Each entry below is to be given again word for word, with no pictures.

→ INFORMATION SUPPLIED
# # # #

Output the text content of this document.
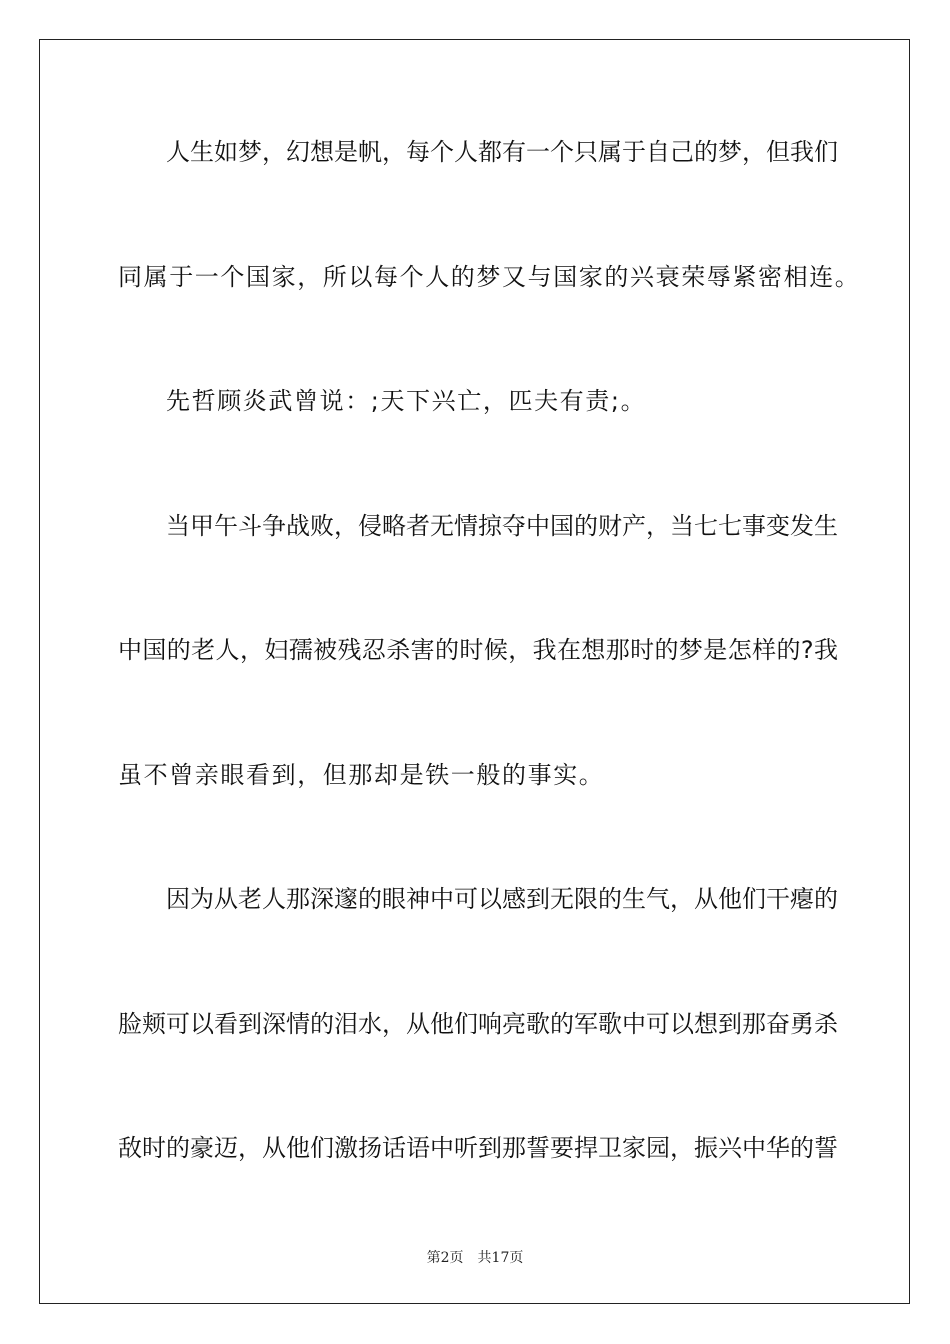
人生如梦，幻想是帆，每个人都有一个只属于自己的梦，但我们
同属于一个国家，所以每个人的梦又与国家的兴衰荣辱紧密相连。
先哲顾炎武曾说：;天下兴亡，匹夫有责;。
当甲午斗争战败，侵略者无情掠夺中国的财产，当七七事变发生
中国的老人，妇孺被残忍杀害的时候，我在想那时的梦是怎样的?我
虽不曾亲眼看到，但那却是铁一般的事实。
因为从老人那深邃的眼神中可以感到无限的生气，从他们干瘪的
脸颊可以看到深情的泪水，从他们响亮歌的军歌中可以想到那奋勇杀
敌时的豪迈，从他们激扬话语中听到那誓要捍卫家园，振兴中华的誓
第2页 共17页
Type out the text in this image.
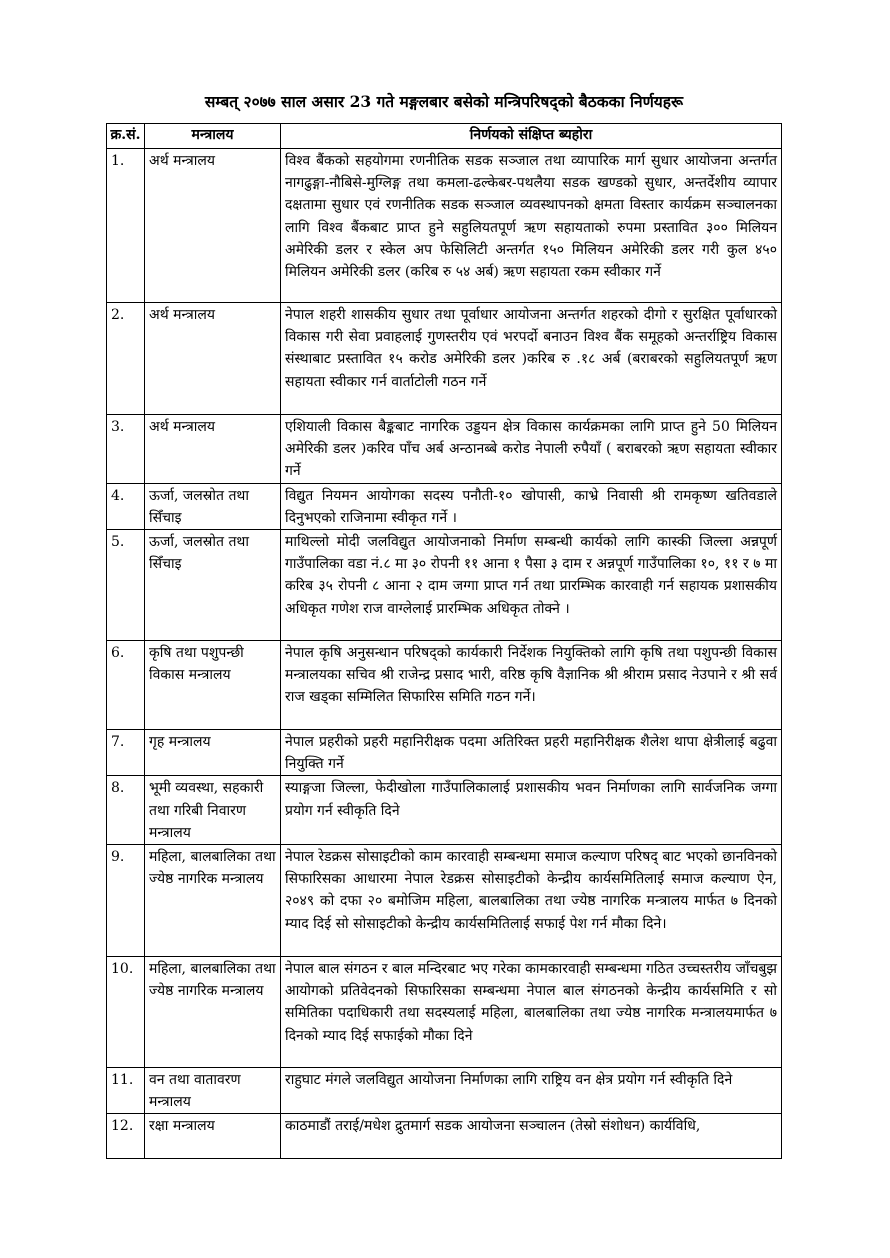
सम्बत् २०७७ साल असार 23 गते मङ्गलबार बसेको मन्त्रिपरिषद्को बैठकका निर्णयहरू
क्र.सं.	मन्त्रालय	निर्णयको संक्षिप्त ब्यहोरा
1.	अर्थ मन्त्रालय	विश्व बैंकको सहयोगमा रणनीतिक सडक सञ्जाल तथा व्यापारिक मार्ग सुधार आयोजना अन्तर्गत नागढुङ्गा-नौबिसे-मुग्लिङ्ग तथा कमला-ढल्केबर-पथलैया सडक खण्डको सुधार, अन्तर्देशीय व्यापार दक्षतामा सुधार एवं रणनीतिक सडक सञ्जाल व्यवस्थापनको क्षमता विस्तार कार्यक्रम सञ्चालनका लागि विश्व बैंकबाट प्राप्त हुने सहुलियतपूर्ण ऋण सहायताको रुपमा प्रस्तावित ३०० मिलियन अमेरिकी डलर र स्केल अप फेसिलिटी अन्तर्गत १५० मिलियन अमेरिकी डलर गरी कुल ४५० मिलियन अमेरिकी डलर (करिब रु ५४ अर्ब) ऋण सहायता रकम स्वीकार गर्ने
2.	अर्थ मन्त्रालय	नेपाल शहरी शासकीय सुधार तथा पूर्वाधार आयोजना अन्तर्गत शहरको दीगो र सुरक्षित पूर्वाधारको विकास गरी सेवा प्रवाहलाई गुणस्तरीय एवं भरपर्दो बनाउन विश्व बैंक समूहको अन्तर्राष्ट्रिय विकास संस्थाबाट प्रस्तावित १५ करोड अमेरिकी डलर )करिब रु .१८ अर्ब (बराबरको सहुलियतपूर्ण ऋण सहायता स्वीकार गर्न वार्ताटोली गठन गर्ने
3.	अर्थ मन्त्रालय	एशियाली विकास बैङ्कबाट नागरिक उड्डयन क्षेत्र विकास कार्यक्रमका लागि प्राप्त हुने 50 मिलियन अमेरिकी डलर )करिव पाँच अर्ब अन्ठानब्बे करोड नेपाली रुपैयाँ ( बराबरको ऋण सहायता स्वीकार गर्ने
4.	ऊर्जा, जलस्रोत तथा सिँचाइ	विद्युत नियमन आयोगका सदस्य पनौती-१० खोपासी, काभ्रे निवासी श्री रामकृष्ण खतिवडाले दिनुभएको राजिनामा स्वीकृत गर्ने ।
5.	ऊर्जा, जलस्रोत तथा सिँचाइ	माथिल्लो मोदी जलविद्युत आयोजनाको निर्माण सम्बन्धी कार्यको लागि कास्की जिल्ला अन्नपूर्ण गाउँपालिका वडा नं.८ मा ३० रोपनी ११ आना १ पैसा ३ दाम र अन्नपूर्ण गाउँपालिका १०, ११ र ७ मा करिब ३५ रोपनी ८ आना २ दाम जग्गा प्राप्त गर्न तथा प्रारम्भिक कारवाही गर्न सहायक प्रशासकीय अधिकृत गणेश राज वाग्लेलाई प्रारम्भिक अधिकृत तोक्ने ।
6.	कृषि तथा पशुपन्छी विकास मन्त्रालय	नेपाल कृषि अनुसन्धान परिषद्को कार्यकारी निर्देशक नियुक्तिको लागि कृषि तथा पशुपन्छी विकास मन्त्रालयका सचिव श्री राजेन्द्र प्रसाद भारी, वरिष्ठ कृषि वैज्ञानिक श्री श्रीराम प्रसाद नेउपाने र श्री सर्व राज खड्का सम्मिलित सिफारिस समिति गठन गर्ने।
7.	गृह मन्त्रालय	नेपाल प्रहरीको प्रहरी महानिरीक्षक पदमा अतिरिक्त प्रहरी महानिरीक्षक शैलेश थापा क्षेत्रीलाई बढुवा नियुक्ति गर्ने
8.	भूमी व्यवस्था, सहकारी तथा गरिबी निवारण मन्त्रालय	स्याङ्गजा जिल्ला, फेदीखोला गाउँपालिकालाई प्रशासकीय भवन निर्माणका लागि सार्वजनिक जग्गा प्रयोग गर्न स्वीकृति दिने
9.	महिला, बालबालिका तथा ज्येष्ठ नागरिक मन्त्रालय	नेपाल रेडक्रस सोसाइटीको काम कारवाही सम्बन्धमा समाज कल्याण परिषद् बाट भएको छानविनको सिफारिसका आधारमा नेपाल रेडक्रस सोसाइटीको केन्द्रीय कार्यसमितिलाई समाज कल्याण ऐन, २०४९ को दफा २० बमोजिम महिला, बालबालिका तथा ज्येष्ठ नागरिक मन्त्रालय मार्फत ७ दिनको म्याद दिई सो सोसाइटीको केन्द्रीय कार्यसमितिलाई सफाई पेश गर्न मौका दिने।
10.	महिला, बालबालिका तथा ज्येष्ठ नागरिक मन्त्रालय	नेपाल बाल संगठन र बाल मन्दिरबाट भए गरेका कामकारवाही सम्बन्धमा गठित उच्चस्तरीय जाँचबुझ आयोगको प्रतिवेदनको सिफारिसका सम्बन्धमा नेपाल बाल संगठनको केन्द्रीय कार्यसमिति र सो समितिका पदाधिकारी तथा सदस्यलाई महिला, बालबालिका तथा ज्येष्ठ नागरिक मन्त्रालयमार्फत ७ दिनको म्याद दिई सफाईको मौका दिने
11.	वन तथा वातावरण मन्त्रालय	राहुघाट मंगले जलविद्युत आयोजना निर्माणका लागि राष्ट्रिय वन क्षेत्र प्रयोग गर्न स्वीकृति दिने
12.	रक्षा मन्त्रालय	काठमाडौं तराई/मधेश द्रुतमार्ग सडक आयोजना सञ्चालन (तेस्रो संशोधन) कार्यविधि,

# # # #

→ ANSWER TO THE PROBLEM
Output the text content of this document.
人生如梦，幻想是帆，每个人都有一个只属于自己的梦，但我们
同属于一个国家，所以每个人的梦又与国家的兴衰荣辱紧密相连。
先哲顾炎武曾说：;天下兴亡，匹夫有责;。
当甲午斗争战败，侵略者无情掠夺中国的财产，当七七事变发生
中国的老人，妇孺被残忍杀害的时候，我在想那时的梦是怎样的?我
虽不曾亲眼看到，但那却是铁一般的事实。
因为从老人那深邃的眼神中可以感到无限的生气，从他们干瘪的
脸颊可以看到深情的泪水，从他们响亮歌的军歌中可以想到那奋勇杀
敌时的豪迈，从他们激扬话语中听到那誓要捍卫家园，振兴中华的誓
第2页 共17页
Type out the text in this image.
सम्बत् २०७७ साल असार 23 गते मङ्गलबार बसेको मन्त्रिपरिषद्को बैठकका निर्णयहरू
क्र.सं.	मन्त्रालय	निर्णयको संक्षिप्त ब्यहोरा
1.	अर्थ मन्त्रालय	विश्व बैंकको सहयोगमा रणनीतिक सडक सञ्जाल तथा व्यापारिक मार्ग सुधार आयोजना अन्तर्गत नागढुङ्गा-नौबिसे-मुग्लिङ्ग तथा कमला-ढल्केबर-पथलैया सडक खण्डको सुधार, अन्तर्देशीय व्यापार दक्षतामा सुधार एवं रणनीतिक सडक सञ्जाल व्यवस्थापनको क्षमता विस्तार कार्यक्रम सञ्चालनका लागि विश्व बैंकबाट प्राप्त हुने सहुलियतपूर्ण ऋण सहायताको रुपमा प्रस्तावित ३०० मिलियन अमेरिकी डलर र स्केल अप फेसिलिटी अन्तर्गत १५० मिलियन अमेरिकी डलर गरी कुल ४५० मिलियन अमेरिकी डलर (करिब रु ५४ अर्ब) ऋण सहायता रकम स्वीकार गर्ने
2.	अर्थ मन्त्रालय	नेपाल शहरी शासकीय सुधार तथा पूर्वाधार आयोजना अन्तर्गत शहरको दीगो र सुरक्षित पूर्वाधारको विकास गरी सेवा प्रवाहलाई गुणस्तरीय एवं भरपर्दो बनाउन विश्व बैंक समूहको अन्तर्राष्ट्रिय विकास संस्थाबाट प्रस्तावित १५ करोड अमेरिकी डलर )करिब रु .१८ अर्ब (बराबरको सहुलियतपूर्ण ऋण सहायता स्वीकार गर्न वार्ताटोली गठन गर्ने
3.	अर्थ मन्त्रालय	एशियाली विकास बैङ्कबाट नागरिक उड्डयन क्षेत्र विकास कार्यक्रमका लागि प्राप्त हुने 50 मिलियन अमेरिकी डलर )करिव पाँच अर्ब अन्ठानब्बे करोड नेपाली रुपैयाँ ( बराबरको ऋण सहायता स्वीकार गर्ने
4.	ऊर्जा, जलस्रोत तथा सिँचाइ	विद्युत नियमन आयोगका सदस्य पनौती-१० खोपासी, काभ्रे निवासी श्री रामकृष्ण खतिवडाले दिनुभएको राजिनामा स्वीकृत गर्ने ।
5.	ऊर्जा, जलस्रोत तथा सिँचाइ	माथिल्लो मोदी जलविद्युत आयोजनाको निर्माण सम्बन्धी कार्यको लागि कास्की जिल्ला अन्नपूर्ण गाउँपालिका वडा नं.८ मा ३० रोपनी ११ आना १ पैसा ३ दाम र अन्नपूर्ण गाउँपालिका १०, ११ र ७ मा करिब ३५ रोपनी ८ आना २ दाम जग्गा प्राप्त गर्न तथा प्रारम्भिक कारवाही गर्न सहायक प्रशासकीय अधिकृत गणेश राज वाग्लेलाई प्रारम्भिक अधिकृत तोक्ने ।
6.	कृषि तथा पशुपन्छी विकास मन्त्रालय	नेपाल कृषि अनुसन्धान परिषद्को कार्यकारी निर्देशक नियुक्तिको लागि कृषि तथा पशुपन्छी विकास मन्त्रालयका सचिव श्री राजेन्द्र प्रसाद भारी, वरिष्ठ कृषि वैज्ञानिक श्री श्रीराम प्रसाद नेउपाने र श्री सर्व राज खड्का सम्मिलित सिफारिस समिति गठन गर्ने।
7.	गृह मन्त्रालय	नेपाल प्रहरीको प्रहरी महानिरीक्षक पदमा अतिरिक्त प्रहरी महानिरीक्षक शैलेश थापा क्षेत्रीलाई बढुवा नियुक्ति गर्ने
8.	भूमी व्यवस्था, सहकारी तथा गरिबी निवारण मन्त्रालय	स्याङ्गजा जिल्ला, फेदीखोला गाउँपालिकालाई प्रशासकीय भवन निर्माणका लागि सार्वजनिक जग्गा प्रयोग गर्न स्वीकृति दिने
9.	महिला, बालबालिका तथा ज्येष्ठ नागरिक मन्त्रालय	नेपाल रेडक्रस सोसाइटीको काम कारवाही सम्बन्धमा समाज कल्याण परिषद् बाट भएको छानविनको सिफारिसका आधारमा नेपाल रेडक्रस सोसाइटीको केन्द्रीय कार्यसमितिलाई समाज कल्याण ऐन, २०४९ को दफा २० बमोजिम महिला, बालबालिका तथा ज्येष्ठ नागरिक मन्त्रालय मार्फत ७ दिनको म्याद दिई सो सोसाइटीको केन्द्रीय कार्यसमितिलाई सफाई पेश गर्न मौका दिने।
10.	महिला, बालबालिका तथा ज्येष्ठ नागरिक मन्त्रालय	नेपाल बाल संगठन र बाल मन्दिरबाट भए गरेका कामकारवाही सम्बन्धमा गठित उच्चस्तरीय जाँचबुझ आयोगको प्रतिवेदनको सिफारिसका सम्बन्धमा नेपाल बाल संगठनको केन्द्रीय कार्यसमिति र सो समितिका पदाधिकारी तथा सदस्यलाई महिला, बालबालिका तथा ज्येष्ठ नागरिक मन्त्रालयमार्फत ७ दिनको म्याद दिई सफाईको मौका दिने
11.	वन तथा वातावरण मन्त्रालय	राहुघाट मंगले जलविद्युत आयोजना निर्माणका लागि राष्ट्रिय वन क्षेत्र प्रयोग गर्न स्वीकृति दिने
12.	रक्षा मन्त्रालय	काठमाडौं तराई/मधेश द्रुतमार्ग सडक आयोजना सञ्चालन (तेस्रो संशोधन) कार्यविधि,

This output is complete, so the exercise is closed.